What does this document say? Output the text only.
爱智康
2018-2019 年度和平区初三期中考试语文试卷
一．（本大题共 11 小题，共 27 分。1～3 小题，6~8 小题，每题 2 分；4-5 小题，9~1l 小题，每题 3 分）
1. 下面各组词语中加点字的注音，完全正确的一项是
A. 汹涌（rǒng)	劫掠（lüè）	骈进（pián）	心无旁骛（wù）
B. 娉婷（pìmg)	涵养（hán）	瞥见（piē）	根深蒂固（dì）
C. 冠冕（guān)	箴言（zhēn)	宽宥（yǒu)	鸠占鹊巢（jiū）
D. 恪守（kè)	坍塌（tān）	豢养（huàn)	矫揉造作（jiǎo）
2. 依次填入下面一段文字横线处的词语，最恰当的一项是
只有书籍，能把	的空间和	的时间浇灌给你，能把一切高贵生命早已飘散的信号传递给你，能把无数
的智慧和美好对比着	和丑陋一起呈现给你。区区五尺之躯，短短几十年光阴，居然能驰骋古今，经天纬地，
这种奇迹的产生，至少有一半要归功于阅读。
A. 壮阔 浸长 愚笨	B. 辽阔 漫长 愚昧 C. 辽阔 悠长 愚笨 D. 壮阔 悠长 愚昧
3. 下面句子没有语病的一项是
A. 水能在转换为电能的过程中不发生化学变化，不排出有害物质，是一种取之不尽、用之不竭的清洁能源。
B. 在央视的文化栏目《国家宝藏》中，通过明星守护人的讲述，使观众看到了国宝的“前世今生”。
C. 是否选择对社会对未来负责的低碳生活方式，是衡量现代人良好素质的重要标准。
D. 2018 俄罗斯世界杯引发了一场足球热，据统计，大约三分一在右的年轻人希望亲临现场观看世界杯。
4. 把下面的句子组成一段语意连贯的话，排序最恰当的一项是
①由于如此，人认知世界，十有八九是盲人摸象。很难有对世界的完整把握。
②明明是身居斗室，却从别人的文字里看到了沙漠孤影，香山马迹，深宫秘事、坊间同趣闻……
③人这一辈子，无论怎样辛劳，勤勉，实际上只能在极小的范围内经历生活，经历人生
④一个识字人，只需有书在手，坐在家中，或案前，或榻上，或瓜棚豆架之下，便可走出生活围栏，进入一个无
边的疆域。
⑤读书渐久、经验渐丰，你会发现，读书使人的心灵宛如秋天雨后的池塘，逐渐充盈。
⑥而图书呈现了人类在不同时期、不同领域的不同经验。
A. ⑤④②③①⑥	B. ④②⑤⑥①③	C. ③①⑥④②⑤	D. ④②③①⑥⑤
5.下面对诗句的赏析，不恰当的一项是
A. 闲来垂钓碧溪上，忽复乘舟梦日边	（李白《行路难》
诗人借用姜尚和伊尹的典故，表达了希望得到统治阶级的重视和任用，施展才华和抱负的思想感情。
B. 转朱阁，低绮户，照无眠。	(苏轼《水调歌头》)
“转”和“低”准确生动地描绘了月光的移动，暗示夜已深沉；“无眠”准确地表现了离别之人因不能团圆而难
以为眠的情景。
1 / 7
☆ ☆ ☆
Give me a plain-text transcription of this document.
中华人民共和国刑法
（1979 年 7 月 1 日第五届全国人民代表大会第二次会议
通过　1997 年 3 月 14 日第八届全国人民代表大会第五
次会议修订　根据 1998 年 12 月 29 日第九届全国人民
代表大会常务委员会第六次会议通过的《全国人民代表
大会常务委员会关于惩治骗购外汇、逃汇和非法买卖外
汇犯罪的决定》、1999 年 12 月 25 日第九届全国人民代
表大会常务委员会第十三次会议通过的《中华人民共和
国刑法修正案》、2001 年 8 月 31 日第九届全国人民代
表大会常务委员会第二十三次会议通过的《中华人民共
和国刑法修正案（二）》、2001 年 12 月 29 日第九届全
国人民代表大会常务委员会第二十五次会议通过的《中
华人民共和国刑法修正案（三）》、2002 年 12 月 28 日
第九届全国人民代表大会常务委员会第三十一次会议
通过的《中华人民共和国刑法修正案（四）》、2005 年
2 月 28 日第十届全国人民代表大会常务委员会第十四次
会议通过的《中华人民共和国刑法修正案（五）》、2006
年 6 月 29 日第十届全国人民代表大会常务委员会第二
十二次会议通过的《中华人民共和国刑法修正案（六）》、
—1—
☆ ☆ ☆
List all lines above in which the string "this" appears.

What does this document say? Output the text only.
Give me a plain-text transcription of this document.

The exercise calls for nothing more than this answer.